PROBLEM:
Note how many lines hold the string "名噪一时" and give that number without any other words.

EXTRACTED DATA:
+++

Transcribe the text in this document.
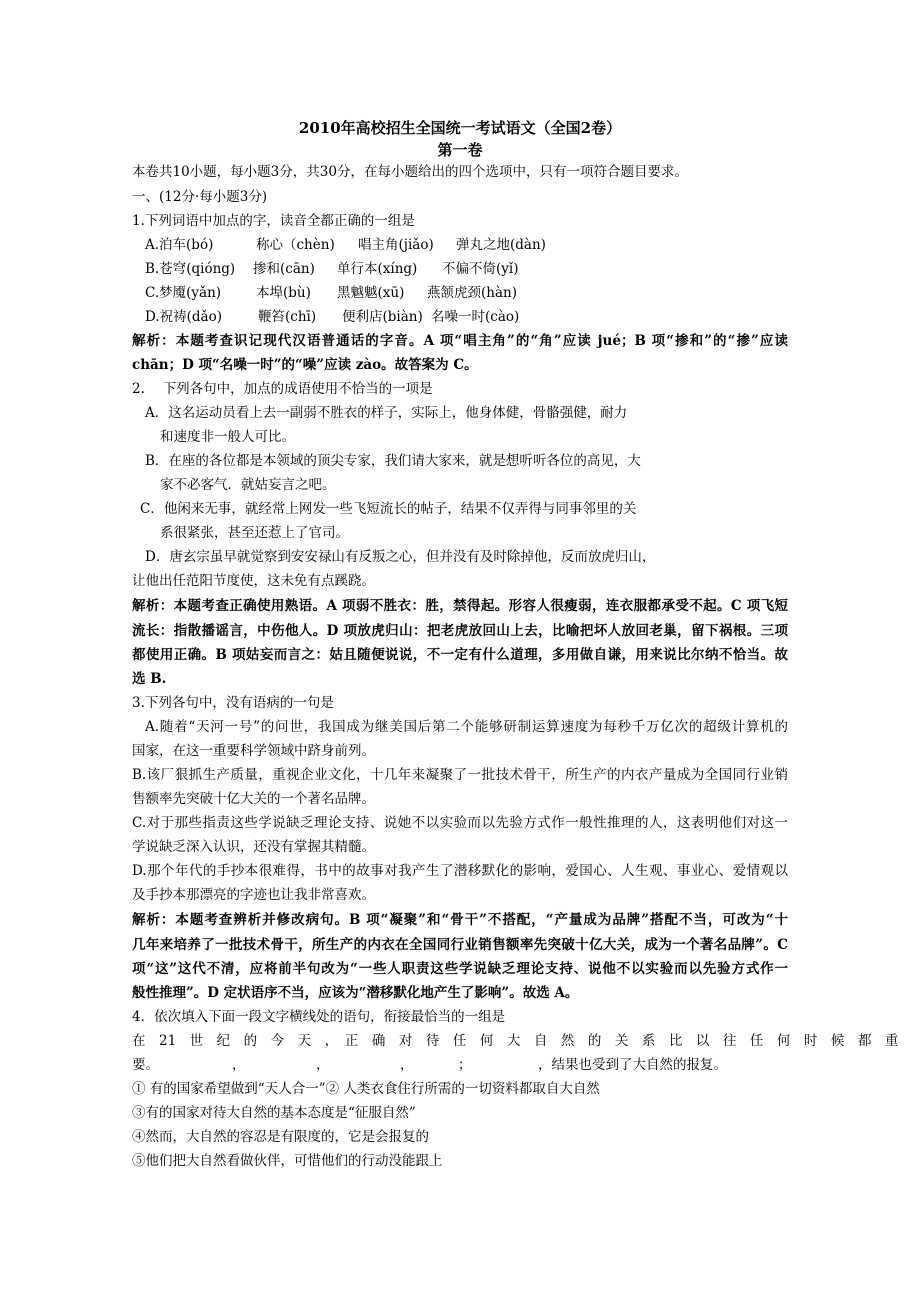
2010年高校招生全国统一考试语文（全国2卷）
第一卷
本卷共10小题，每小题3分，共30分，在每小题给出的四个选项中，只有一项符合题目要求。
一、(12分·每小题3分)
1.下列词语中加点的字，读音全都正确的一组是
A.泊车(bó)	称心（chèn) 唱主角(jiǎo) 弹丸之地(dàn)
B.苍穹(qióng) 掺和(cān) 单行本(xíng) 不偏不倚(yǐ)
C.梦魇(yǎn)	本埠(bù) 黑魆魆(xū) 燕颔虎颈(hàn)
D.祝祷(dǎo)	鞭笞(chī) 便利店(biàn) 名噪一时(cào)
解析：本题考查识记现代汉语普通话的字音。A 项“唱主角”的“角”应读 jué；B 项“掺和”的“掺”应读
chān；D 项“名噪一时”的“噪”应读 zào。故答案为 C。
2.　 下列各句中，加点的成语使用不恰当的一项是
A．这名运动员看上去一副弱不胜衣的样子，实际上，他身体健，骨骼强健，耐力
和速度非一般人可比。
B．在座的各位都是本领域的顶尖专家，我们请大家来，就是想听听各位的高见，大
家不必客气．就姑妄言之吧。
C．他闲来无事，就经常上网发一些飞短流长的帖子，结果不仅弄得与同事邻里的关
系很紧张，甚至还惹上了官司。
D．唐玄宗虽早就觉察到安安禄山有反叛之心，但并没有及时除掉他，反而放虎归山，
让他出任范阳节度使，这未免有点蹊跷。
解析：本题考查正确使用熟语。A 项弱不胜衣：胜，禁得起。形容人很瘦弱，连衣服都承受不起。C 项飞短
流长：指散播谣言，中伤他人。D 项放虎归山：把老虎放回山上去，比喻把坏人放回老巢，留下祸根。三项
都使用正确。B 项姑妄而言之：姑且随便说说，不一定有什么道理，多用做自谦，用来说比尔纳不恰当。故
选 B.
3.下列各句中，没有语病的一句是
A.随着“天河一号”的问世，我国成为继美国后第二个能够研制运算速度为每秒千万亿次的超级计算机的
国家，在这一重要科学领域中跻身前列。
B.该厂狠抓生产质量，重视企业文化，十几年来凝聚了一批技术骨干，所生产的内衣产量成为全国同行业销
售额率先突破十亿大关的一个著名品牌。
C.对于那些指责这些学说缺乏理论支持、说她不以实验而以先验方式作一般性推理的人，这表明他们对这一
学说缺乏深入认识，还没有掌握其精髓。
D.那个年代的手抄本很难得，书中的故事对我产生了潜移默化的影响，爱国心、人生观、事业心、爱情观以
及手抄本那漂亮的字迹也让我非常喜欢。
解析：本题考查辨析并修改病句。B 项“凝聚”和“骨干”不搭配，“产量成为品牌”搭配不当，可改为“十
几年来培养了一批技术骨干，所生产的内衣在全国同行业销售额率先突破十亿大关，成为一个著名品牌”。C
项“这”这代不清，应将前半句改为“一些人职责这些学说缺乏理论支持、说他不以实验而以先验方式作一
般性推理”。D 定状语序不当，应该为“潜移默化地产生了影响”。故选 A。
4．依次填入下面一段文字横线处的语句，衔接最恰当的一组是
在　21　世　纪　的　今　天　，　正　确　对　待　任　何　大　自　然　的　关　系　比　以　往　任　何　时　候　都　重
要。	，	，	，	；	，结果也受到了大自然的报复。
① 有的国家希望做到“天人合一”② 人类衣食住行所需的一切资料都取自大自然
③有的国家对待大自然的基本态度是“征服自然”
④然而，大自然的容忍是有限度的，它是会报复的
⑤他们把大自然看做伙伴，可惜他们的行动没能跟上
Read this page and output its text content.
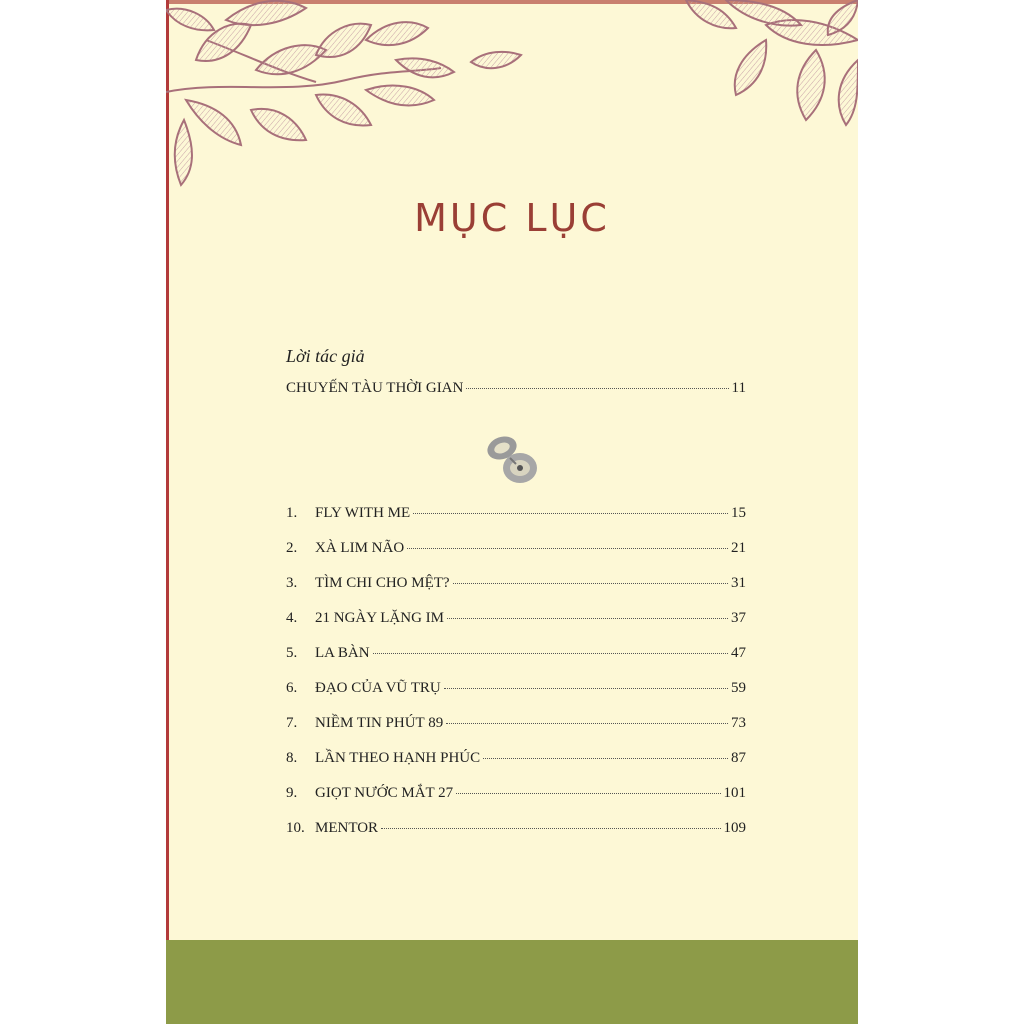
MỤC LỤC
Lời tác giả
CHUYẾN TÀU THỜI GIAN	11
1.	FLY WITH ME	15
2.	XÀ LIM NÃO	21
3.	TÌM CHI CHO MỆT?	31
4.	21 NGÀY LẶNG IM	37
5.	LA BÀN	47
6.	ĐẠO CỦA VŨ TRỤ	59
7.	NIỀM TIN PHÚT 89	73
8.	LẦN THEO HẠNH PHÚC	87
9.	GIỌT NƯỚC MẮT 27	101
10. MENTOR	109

+++

OUTPUT BELOW:
2